* begin Provided text *

And finally, number 3 – This service-y bit of the HR model is definitely not a call centre. No way. No siree bob –  means “Not quite now but soon we are building a call centre complete with a Percentage of Calls Answered board and it’ll ultimately be in a city where the average daily wage is just above the price of a frappucino.  Or in Warrington beside a pound shop. It’ll be a slow burner and we’ll make it work in our corporate corridors first but that’s where we are going because the case for doing so is compelling.”

In simple terms the leadership challenge at hand is to transition from a position of ridiculously expensive HR concierge (i.e the old HR generalist world) to one of abstract separation under a cost-cutting banner.

The paradox that the customer service industry discovered, of course, is that service and cost-cutting are contradiction in terms. The finance guys are as happy as proverbial pigs now that the spreadsheets reflect a reduction in a unit cost but if there is one elephant in the room that is the danger we face when sucking the intimacy of business relationship for the majority of the old HR organisation. Press 1 if you are a new joiner, press 2 if you are a new leaver. Press 3 and find someone who doesn’t have the wit or the script to help for either, unlike in the old days when Mary from HR could be the one stop shop.

I’ve watched the profession struggle with the switcheroo for a generation. I understand the difficulties of moving an old model based on high-touch relationships to one where most of its historic activities are done remotely but we have to assess the price of the distracting dance we create currently. What harm does the continuation of the white glove service to those who are paid the most and who retain the most concierge, regardless of the cost of the service to the organisation. Equally, the repeatable process element has meant that talent has been scooped up in the bathwater given the fact you can allegedly track it in transactions. Not really a war for talent going on there more of a TA weekend in the Shetlands firing blanks. Good luck fellas snaring the good guys on the back of your RPO-dominated, reactive, order-taking recruitment machine.

* end Provided text *

• [Task objective]:
Could you carry the piece on the HR service model forward, starting right after its final sentence? The lines that come next have nothing to do with the HR piece above.

* begin Supplied data *

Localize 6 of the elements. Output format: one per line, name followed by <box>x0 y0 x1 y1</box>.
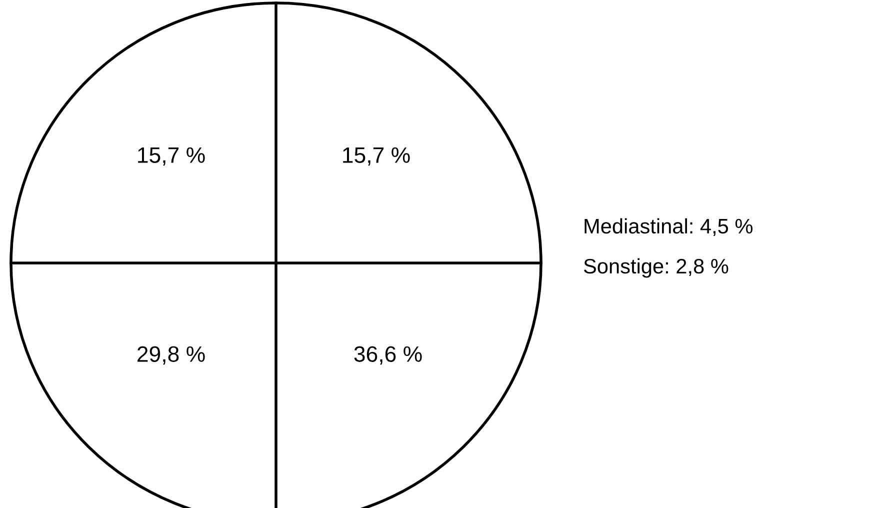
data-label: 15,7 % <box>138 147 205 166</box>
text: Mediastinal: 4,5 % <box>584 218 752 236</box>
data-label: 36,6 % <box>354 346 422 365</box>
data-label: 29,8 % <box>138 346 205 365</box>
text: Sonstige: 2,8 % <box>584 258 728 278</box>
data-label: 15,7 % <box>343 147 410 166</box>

* end Supplied data *
* begin Supplied data *

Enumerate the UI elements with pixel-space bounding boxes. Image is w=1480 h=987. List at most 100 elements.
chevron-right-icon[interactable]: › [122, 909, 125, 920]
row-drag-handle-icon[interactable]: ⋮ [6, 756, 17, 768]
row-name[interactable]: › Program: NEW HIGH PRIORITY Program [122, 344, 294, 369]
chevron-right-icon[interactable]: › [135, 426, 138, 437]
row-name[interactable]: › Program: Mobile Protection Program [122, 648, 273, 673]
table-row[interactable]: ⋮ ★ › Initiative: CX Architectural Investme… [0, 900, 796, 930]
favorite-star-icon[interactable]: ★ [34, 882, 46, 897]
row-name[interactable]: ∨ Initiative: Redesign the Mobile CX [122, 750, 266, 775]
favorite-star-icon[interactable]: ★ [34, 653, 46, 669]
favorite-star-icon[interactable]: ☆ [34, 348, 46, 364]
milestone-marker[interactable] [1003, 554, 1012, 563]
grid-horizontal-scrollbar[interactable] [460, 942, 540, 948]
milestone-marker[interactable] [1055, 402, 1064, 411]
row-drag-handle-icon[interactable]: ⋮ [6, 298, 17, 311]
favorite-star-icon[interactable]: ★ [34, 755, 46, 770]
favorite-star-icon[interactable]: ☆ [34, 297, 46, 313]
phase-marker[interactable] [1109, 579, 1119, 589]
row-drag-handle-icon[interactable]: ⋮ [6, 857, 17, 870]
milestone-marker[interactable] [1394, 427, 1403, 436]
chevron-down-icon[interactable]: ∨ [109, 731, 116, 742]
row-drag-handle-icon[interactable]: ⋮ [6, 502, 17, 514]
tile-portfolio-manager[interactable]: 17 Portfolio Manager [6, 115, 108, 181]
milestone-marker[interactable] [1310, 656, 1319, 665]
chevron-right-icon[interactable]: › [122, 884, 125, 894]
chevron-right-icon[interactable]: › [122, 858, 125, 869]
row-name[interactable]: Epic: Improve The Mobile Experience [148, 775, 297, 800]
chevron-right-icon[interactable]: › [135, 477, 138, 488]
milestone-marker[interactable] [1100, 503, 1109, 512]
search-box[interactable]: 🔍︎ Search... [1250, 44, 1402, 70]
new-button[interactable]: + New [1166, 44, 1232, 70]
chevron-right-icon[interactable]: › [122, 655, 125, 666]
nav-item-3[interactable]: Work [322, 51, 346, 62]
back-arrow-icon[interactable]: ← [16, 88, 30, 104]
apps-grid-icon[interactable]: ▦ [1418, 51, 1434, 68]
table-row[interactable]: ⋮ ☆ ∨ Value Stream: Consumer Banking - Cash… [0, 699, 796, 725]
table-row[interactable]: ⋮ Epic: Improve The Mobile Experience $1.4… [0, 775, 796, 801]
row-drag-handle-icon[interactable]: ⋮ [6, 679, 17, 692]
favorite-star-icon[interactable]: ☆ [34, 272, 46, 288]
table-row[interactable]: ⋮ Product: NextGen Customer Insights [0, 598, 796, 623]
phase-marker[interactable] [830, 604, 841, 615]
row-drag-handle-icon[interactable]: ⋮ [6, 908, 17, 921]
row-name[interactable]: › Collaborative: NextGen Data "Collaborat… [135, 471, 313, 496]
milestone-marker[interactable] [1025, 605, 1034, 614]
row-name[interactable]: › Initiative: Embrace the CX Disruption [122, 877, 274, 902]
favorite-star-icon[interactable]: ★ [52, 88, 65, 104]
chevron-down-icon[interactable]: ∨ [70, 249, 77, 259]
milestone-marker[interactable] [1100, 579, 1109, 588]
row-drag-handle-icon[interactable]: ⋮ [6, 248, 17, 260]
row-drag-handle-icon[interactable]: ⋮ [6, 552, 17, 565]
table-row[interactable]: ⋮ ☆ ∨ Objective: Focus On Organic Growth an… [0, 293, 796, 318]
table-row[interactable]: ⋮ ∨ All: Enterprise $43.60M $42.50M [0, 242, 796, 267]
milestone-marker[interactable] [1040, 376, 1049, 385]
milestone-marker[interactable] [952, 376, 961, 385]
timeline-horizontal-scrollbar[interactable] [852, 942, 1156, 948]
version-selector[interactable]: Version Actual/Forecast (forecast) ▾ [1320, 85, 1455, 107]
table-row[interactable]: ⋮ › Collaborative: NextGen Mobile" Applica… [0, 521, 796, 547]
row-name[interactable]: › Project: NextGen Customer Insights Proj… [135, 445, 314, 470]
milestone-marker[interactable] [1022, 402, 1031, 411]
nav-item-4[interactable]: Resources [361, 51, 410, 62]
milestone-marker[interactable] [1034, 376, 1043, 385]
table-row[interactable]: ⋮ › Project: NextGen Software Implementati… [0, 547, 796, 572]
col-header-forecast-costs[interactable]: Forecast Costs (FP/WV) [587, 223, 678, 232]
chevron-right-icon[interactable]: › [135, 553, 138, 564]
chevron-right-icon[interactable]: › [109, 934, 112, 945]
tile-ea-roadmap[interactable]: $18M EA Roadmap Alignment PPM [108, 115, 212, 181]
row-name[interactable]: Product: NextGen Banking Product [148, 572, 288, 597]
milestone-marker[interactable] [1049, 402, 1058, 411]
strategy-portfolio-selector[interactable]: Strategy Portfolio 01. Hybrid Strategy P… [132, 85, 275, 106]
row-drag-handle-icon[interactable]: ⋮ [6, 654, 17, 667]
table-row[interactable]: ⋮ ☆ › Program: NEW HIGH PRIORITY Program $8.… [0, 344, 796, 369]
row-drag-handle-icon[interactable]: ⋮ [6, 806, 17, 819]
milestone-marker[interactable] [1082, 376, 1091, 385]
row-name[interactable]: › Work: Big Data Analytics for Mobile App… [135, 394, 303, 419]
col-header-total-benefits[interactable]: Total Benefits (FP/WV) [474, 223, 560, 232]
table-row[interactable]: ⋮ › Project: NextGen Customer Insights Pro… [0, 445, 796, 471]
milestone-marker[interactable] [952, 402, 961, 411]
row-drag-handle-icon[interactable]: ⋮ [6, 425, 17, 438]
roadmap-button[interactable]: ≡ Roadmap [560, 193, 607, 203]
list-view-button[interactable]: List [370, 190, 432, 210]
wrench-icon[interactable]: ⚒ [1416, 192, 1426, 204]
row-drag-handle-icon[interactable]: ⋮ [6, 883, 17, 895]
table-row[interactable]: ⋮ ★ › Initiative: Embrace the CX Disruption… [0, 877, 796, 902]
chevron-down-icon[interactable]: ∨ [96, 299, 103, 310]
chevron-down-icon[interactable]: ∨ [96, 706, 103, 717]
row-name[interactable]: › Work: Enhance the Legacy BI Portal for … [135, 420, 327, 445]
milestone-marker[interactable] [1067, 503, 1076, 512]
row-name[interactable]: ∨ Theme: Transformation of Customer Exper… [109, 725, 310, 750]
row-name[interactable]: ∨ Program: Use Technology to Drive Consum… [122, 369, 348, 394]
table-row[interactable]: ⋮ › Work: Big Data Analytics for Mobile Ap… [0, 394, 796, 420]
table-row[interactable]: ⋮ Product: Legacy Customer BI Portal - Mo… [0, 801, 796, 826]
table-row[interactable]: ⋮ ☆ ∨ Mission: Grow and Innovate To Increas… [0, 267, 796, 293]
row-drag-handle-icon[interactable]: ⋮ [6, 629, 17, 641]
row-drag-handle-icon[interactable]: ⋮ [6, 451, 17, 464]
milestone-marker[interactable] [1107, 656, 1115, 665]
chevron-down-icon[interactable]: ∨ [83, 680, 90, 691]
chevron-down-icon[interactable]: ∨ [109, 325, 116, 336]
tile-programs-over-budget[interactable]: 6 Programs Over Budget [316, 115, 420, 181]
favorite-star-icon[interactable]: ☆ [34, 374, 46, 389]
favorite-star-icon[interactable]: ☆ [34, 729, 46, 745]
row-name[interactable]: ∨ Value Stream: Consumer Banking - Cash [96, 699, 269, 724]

* end Supplied data *

• [Solved problem]:
So as the model expands into places that have resisted change since 1995 when ancient, ship-sinking crooner Celine Dion ruled the world, perhaps the fudges will become eroded and we should concentrate on a central, honest compelling message – HR is undergoing a tipping point that will see it lose its historical legacy where huge swathes will become part of a wider business services organisation that is both technology and people intensive. It’ll rub shoulders with finance, IT and facilities queries and reinvest savings into simple technology enablement to forego employing humans. Replacing it in the future will be a smaller HR profession rooted in greater level of technical knowledge and business insight, coupled with a greater look of consultancy driving differentiated solutions in a co-sourced business model that enlightened organisations are willing to a pay a premium for. They will probably call it something that doesn’t have a H or an R in it and that’ll just confuse the CIPD chasing its cash cow. The risk is we lose intimacy but the blunt truth is that if we are honest with those in the developing HR services switcheroo they are being cut adrift from the differentiated future of a people-oriented, knowledge-based internal consultancy arm. Finance know it. The transformation teams devising it know it and the CEOs worrying about margins expect it. Will HR functions wait until the call centre board goes up and the interactions get measured before it calls a team meeting to tell its people ?  Probably. It beats conflict.

Celine Dion was ultimately replaced by a robot and it has been singing to packed houses in Vegas for 5 years. If it can happen to her then Mary from HR will soon be an unwaged droid dealing with the average Joe workers’ employment needs in an old disused branch of a high street bank that’s been closed down due to a proliferation of on-line services. The worrying thing is what will all those people who like to “work with people” do then ?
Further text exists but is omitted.